Below are the entries; state how many of their lines contain the string "caption", and nothing more.

----

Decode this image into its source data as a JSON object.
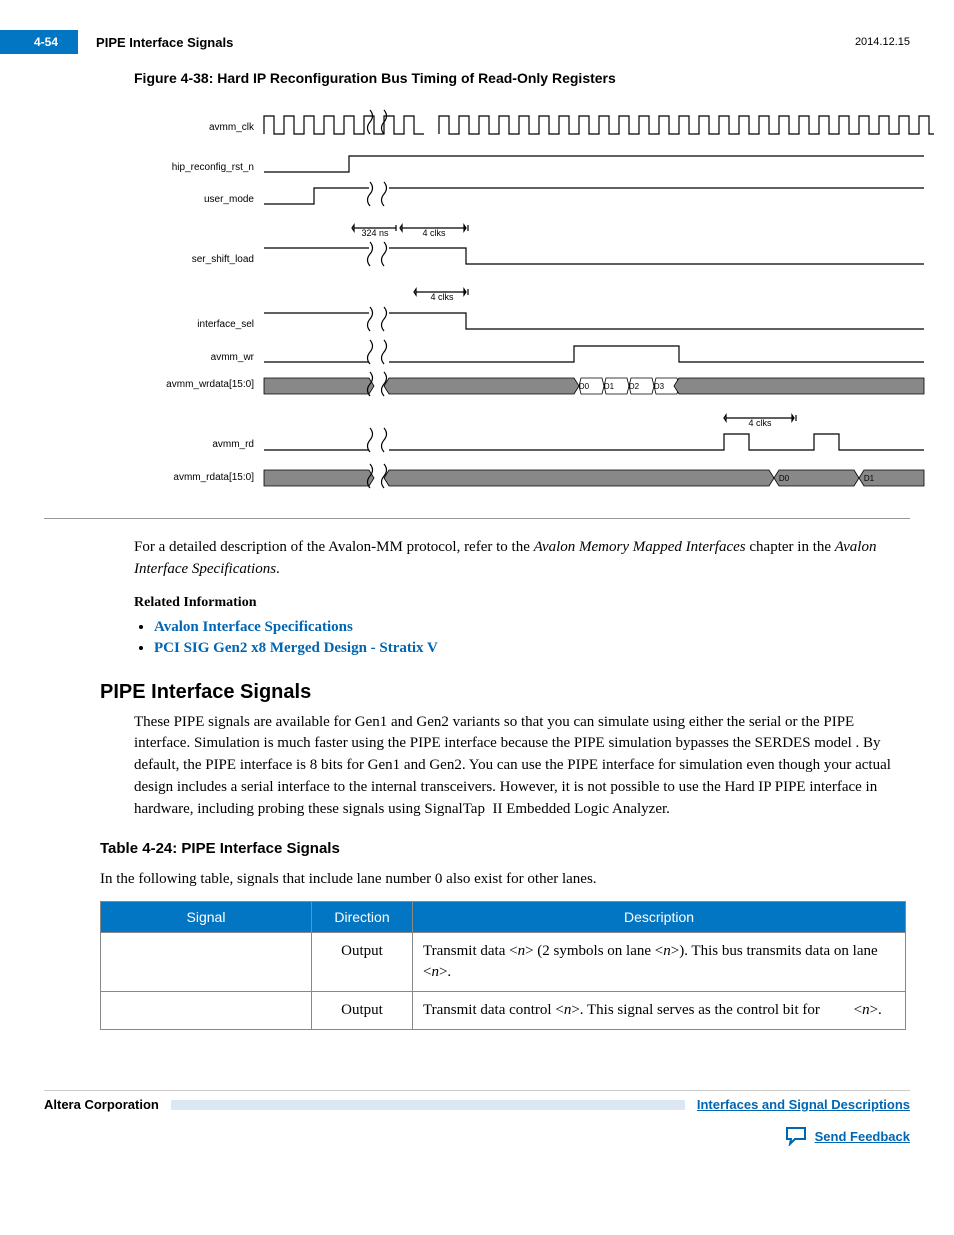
{
  "header": {
    "page_num": "4-54",
    "title": "PIPE Interface Signals",
    "date": "2014.12.15"
  },
  "figure": {
    "caption": "Figure 4-38: Hard IP Reconfiguration Bus Timing of Read-Only Registers",
    "signals": [
      "avmm_clk",
      "hip_reconfig_rst_n",
      "user_mode",
      "ser_shift_load",
      "interface_sel",
      "avmm_wr",
      "avmm_wrdata[15:0]",
      "avmm_rd",
      "avmm_rdata[15:0]"
    ],
    "annotations": {
      "delay_ns": "324 ns",
      "clks4": "4 clks"
    },
    "wrdata_cells": [
      "D0",
      "D1",
      "D2",
      "D3"
    ],
    "rdata_cells": [
      "D0",
      "D1"
    ],
    "colors": {
      "bus_fill": "#888888",
      "line": "#000000"
    },
    "label_fontsize": 10
  },
  "paragraphs": {
    "protocol_desc_pre": "For a detailed description of the Avalon-MM protocol, refer to the ",
    "protocol_desc_em1": "Avalon Memory Mapped Interfaces",
    "protocol_desc_mid": " chapter in the ",
    "protocol_desc_em2": "Avalon Interface Specifications",
    "protocol_desc_post": ".",
    "related_info": "Related Information",
    "pipe_body": "These PIPE signals are available for Gen1 and Gen2 variants so that you can simulate using either the serial or the PIPE interface. Simulation is much faster using the PIPE interface because the PIPE simulation bypasses the SERDES model . By default, the PIPE interface is 8 bits for Gen1 and Gen2. You can use the PIPE interface for simulation even though your actual design includes a serial interface to the internal transceivers. However, it is not possible to use the Hard IP PIPE interface in hardware, including probing these signals using SignalTap  II Embedded Logic Analyzer.",
    "table_intro": "In the following table, signals that include lane number 0 also exist for other lanes."
  },
  "links": [
    "Avalon Interface Specifications",
    "PCI SIG Gen2 x8 Merged Design - Stratix V"
  ],
  "section_heading": "PIPE Interface Signals",
  "table": {
    "caption": "Table 4-24: PIPE Interface Signals",
    "headers": [
      "Signal",
      "Direction",
      "Description"
    ],
    "rows": [
      {
        "signal": "",
        "direction": "Output",
        "desc_parts": [
          "Transmit data <",
          "n",
          "> (2 symbols on lane <",
          "n",
          ">). This bus transmits data on lane <",
          "n",
          ">."
        ]
      },
      {
        "signal": "",
        "direction": "Output",
        "desc_parts": [
          "Transmit data control <",
          "n",
          ">. This signal serves as the control bit for         <",
          "n",
          ">."
        ]
      }
    ],
    "header_bg": "#0275c3"
  },
  "footer": {
    "left": "Altera Corporation",
    "right": "Interfaces and Signal Descriptions",
    "feedback": "Send Feedback"
  }
}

----

_REPLY TO THE EXERCISE_
2